··· Dataset excerpts

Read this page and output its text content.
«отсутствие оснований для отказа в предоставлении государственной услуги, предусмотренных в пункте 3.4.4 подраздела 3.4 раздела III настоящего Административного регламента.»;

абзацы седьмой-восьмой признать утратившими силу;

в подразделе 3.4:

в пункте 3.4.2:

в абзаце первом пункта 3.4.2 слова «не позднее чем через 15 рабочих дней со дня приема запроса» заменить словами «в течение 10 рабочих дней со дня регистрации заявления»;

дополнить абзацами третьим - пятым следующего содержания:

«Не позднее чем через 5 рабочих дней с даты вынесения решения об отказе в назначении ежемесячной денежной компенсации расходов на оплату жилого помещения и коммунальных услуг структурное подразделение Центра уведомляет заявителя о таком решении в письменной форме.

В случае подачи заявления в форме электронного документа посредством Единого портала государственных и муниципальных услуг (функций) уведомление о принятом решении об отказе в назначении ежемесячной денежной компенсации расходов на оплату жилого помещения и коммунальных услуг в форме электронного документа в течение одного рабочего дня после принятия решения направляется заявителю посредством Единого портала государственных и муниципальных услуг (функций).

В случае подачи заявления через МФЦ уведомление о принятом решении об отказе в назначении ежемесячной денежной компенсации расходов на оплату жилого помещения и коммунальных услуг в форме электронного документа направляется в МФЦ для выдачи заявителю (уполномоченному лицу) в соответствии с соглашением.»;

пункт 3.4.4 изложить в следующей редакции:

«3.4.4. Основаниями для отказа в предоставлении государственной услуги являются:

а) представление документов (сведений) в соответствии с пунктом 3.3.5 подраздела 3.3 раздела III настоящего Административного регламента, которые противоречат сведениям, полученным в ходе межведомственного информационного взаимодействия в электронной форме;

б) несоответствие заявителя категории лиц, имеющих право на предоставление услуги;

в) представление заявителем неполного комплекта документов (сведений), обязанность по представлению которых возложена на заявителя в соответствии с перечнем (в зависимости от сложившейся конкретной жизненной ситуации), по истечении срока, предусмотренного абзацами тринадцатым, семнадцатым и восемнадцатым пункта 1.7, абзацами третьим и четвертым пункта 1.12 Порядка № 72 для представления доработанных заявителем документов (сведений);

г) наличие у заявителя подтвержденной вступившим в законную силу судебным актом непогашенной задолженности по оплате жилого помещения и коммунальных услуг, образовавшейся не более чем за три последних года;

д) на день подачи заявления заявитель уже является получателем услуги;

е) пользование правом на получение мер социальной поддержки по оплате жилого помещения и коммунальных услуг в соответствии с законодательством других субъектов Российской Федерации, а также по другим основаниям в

······

What to do => Compute the number of lines above that contain the string "отказа". Reply with that value only.

Response => 2